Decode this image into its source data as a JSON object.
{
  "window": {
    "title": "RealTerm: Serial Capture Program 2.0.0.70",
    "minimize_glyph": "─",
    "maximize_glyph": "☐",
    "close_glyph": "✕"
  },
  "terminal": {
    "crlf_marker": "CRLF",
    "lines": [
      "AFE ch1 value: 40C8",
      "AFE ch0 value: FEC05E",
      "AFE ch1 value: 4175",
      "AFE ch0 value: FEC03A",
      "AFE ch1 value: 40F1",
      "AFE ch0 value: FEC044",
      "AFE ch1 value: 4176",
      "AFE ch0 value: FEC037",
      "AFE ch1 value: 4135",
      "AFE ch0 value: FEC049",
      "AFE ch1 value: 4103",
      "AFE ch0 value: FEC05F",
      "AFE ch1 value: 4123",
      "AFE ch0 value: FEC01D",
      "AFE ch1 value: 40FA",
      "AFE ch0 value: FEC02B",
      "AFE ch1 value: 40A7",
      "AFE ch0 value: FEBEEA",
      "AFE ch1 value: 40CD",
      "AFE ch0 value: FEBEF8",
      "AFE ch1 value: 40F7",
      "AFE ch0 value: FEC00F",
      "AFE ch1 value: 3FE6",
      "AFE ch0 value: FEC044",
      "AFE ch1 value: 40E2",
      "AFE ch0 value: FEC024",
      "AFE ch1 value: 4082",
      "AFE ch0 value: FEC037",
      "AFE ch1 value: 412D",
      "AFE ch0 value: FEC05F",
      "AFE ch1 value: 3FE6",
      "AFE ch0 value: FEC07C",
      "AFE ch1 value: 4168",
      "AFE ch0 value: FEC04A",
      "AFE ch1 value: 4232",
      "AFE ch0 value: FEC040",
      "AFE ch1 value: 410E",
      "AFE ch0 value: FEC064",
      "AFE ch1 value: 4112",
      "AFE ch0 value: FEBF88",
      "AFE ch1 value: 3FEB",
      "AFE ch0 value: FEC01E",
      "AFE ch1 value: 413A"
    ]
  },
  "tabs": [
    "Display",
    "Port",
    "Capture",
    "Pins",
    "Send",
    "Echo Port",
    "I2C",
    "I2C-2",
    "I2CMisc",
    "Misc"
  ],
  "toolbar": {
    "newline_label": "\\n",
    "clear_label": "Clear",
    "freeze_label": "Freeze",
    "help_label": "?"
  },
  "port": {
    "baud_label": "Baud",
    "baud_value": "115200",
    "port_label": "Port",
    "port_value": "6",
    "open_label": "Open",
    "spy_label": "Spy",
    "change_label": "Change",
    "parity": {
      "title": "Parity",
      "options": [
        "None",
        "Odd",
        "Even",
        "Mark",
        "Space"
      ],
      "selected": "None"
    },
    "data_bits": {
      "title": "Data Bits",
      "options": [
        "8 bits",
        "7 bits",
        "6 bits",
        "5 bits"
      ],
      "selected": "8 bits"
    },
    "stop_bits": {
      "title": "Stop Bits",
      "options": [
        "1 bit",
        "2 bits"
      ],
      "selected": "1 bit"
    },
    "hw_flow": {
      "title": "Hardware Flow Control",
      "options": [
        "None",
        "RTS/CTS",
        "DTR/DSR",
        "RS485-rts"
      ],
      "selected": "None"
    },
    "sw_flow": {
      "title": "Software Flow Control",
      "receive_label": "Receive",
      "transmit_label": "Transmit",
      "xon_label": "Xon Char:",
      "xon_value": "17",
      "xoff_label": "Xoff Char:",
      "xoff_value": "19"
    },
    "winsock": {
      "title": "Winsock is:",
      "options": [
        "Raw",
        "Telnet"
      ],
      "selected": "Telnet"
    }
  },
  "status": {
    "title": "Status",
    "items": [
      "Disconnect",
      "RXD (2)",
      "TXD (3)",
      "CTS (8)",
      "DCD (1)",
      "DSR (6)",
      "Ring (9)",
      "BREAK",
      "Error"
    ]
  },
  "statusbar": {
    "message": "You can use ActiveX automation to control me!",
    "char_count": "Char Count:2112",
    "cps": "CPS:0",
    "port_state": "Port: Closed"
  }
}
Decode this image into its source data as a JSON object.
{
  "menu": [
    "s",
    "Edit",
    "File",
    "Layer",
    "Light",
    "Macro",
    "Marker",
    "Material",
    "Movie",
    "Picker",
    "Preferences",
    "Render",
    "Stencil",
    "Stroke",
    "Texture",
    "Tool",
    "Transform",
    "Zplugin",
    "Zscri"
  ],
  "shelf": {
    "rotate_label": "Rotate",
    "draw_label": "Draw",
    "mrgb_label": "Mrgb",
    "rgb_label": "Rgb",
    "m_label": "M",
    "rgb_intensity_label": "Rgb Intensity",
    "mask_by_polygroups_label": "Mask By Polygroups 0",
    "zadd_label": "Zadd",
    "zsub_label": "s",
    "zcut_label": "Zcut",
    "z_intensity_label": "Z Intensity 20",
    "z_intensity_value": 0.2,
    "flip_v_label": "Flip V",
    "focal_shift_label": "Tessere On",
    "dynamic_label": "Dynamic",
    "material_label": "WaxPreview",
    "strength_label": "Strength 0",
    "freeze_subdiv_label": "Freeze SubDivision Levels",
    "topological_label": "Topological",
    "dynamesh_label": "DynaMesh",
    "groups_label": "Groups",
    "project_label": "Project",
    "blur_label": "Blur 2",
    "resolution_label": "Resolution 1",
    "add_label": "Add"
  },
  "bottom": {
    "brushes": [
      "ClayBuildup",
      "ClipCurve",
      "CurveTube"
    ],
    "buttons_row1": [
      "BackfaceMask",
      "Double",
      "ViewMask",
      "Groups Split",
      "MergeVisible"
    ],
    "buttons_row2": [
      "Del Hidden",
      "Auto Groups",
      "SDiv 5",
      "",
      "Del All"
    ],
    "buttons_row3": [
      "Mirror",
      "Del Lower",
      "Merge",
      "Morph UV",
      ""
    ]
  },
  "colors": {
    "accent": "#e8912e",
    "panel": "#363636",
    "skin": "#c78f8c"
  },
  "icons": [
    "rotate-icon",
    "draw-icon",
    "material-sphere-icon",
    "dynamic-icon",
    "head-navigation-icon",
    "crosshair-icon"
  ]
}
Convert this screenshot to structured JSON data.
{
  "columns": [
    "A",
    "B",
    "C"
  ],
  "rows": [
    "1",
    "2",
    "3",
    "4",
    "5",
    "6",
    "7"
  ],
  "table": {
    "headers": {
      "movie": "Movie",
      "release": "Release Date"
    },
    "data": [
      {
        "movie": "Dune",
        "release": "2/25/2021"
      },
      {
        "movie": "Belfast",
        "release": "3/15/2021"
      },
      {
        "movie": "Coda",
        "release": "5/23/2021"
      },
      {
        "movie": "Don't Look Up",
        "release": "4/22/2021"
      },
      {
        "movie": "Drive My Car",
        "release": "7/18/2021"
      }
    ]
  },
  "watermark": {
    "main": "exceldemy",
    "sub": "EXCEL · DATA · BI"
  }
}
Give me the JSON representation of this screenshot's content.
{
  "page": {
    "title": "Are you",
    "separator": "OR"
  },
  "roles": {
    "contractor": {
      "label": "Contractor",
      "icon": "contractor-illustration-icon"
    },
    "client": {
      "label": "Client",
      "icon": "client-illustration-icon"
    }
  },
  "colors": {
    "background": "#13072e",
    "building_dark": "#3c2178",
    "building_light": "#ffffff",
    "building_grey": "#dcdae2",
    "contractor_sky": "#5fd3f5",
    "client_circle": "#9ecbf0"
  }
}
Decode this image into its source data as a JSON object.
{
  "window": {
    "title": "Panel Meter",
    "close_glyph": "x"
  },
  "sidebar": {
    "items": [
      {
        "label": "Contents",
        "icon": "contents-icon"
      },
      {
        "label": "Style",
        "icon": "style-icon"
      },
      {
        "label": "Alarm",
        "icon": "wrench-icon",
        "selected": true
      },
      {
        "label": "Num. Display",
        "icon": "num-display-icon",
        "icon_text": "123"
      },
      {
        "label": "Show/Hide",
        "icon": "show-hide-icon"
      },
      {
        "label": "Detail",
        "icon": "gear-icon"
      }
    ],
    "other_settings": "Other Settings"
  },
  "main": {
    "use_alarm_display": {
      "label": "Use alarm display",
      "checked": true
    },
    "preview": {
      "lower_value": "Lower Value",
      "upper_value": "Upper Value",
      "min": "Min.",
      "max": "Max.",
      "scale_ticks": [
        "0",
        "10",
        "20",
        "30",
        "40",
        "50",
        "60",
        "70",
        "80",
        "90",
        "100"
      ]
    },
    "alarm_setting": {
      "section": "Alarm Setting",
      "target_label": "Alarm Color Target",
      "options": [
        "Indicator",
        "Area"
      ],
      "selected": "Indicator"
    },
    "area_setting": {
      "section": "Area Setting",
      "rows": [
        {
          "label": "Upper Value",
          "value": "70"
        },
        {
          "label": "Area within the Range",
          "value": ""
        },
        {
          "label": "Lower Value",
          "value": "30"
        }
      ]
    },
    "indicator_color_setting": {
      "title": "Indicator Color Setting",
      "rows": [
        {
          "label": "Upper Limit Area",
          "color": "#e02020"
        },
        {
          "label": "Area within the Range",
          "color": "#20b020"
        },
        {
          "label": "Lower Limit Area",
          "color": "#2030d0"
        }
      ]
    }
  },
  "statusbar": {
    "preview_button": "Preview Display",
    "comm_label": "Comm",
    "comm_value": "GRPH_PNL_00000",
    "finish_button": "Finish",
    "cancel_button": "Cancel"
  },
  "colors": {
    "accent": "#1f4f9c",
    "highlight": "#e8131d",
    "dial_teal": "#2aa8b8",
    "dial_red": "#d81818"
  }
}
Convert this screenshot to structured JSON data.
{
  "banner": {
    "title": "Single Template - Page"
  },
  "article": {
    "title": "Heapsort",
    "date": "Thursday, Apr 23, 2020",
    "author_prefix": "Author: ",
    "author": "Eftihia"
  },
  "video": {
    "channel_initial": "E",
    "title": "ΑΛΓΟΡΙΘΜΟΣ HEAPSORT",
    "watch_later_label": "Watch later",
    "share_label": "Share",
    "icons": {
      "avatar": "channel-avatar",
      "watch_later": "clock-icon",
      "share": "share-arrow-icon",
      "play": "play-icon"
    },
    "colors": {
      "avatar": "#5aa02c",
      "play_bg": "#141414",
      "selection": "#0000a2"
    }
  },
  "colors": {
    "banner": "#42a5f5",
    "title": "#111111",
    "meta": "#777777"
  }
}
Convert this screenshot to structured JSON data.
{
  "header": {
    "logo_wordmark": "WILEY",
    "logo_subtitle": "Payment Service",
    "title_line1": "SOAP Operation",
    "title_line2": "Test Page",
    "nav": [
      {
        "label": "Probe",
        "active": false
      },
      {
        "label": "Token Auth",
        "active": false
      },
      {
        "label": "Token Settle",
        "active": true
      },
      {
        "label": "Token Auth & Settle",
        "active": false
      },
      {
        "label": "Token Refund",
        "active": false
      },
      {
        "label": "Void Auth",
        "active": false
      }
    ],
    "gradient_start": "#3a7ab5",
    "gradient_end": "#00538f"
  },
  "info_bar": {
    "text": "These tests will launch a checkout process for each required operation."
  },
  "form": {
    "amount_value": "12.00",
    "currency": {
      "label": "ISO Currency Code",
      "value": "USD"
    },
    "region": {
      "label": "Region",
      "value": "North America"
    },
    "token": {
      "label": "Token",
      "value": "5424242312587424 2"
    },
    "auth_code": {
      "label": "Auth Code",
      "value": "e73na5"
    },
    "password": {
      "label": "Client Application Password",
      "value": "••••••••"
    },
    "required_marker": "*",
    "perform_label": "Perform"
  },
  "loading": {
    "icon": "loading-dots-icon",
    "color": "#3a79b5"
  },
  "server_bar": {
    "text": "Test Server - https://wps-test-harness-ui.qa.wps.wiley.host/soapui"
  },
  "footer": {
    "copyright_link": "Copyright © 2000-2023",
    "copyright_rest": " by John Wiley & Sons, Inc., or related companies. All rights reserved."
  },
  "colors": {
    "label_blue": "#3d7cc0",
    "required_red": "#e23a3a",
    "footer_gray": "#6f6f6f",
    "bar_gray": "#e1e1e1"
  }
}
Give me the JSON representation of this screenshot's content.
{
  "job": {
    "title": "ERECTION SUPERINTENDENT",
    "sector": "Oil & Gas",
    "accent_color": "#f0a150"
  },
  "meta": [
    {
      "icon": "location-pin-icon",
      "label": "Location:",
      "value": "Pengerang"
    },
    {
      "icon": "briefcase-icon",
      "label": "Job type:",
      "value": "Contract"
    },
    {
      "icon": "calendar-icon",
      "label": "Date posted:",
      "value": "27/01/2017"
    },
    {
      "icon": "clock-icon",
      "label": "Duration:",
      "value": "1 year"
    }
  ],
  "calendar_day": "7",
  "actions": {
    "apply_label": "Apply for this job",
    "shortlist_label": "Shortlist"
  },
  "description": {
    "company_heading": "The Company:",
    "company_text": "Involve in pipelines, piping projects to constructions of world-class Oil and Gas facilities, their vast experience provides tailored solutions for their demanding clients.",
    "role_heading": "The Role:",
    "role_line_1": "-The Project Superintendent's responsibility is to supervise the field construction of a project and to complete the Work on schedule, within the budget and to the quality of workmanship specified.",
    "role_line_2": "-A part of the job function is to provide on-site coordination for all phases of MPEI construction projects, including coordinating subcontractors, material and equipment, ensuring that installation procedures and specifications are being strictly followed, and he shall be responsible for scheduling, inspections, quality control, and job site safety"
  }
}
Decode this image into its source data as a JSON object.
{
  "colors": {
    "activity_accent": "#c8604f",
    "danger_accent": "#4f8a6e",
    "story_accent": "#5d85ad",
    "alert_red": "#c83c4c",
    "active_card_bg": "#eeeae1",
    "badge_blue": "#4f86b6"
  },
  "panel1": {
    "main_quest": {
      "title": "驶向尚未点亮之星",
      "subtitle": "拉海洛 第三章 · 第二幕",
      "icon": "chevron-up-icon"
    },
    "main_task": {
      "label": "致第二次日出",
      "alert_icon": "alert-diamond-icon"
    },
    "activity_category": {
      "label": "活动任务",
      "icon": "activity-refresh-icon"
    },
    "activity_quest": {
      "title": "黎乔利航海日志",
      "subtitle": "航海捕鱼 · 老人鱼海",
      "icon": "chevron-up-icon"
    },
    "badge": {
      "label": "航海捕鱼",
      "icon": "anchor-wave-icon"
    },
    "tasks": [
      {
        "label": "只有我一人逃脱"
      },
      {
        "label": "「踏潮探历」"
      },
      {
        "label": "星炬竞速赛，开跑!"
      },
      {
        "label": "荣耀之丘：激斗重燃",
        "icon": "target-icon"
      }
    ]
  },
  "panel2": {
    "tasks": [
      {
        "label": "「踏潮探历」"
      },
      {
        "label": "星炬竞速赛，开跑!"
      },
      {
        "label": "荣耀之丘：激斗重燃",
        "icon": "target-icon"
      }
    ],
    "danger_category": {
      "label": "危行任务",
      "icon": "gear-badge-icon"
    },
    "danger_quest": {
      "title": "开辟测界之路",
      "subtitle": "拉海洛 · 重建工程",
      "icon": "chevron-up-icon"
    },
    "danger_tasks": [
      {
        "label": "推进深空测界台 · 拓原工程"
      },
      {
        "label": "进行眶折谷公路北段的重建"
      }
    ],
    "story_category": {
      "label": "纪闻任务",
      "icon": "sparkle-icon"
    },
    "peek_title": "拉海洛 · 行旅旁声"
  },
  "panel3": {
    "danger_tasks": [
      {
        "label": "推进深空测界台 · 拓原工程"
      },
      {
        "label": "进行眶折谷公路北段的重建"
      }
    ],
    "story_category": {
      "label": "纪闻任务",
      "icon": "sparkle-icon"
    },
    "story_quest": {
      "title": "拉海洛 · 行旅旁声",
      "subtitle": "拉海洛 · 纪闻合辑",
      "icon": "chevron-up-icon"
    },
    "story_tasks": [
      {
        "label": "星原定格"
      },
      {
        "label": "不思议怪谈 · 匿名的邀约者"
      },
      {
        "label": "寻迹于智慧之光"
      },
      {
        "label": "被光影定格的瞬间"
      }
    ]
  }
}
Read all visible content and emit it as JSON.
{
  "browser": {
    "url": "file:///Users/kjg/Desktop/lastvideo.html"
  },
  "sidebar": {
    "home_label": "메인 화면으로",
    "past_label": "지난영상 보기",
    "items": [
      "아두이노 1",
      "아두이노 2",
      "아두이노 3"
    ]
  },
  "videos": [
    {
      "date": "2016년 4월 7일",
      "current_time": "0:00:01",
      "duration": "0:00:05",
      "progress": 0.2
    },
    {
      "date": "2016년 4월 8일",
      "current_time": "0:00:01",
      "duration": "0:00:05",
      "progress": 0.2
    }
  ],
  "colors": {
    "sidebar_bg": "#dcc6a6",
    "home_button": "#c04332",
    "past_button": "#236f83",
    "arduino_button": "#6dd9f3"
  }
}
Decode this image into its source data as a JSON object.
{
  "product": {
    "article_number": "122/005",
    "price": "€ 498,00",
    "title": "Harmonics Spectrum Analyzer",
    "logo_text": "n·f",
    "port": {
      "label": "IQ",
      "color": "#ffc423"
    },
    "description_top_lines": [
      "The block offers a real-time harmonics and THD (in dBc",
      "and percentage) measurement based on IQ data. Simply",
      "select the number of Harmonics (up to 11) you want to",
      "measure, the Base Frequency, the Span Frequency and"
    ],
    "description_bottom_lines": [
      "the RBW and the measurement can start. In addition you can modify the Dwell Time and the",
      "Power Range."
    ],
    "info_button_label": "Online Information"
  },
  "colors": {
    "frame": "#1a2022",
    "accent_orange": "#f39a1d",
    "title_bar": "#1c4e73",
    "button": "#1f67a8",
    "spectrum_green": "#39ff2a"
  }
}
○ ○ ○ ○ ○
OBJECTIVE
Each line from the one containing "Read all visible content and emit it as JSON." to the final line of the entries above must be returned exactly, and no other line may appear.

RESULT BELOW
Read all visible content and emit it as JSON.
{
  "browser": {
    "url": "file:///Users/kjg/Desktop/lastvideo.html"
  },
  "sidebar": {
    "home_label": "메인 화면으로",
    "past_label": "지난영상 보기",
    "items": [
      "아두이노 1",
      "아두이노 2",
      "아두이노 3"
    ]
  },
  "videos": [
    {
      "date": "2016년 4월 7일",
      "current_time": "0:00:01",
      "duration": "0:00:05",
      "progress": 0.2
    },
    {
      "date": "2016년 4월 8일",
      "current_time": "0:00:01",
      "duration": "0:00:05",
      "progress": 0.2
    }
  ],
  "colors": {
    "sidebar_bg": "#dcc6a6",
    "home_button": "#c04332",
    "past_button": "#236f83",
    "arduino_button": "#6dd9f3"
  }
}
Decode this image into its source data as a JSON object.
{
  "product": {
    "article_number": "122/005",
    "price": "€ 498,00",
    "title": "Harmonics Spectrum Analyzer",
    "logo_text": "n·f",
    "port": {
      "label": "IQ",
      "color": "#ffc423"
    },
    "description_top_lines": [
      "The block offers a real-time harmonics and THD (in dBc",
      "and percentage) measurement based on IQ data. Simply",
      "select the number of Harmonics (up to 11) you want to",
      "measure, the Base Frequency, the Span Frequency and"
    ],
    "description_bottom_lines": [
      "the RBW and the measurement can start. In addition you can modify the Dwell Time and the",
      "Power Range."
    ],
    "info_button_label": "Online Information"
  },
  "colors": {
    "frame": "#1a2022",
    "accent_orange": "#f39a1d",
    "title_bar": "#1c4e73",
    "button": "#1f67a8",
    "spectrum_green": "#39ff2a"
  }
}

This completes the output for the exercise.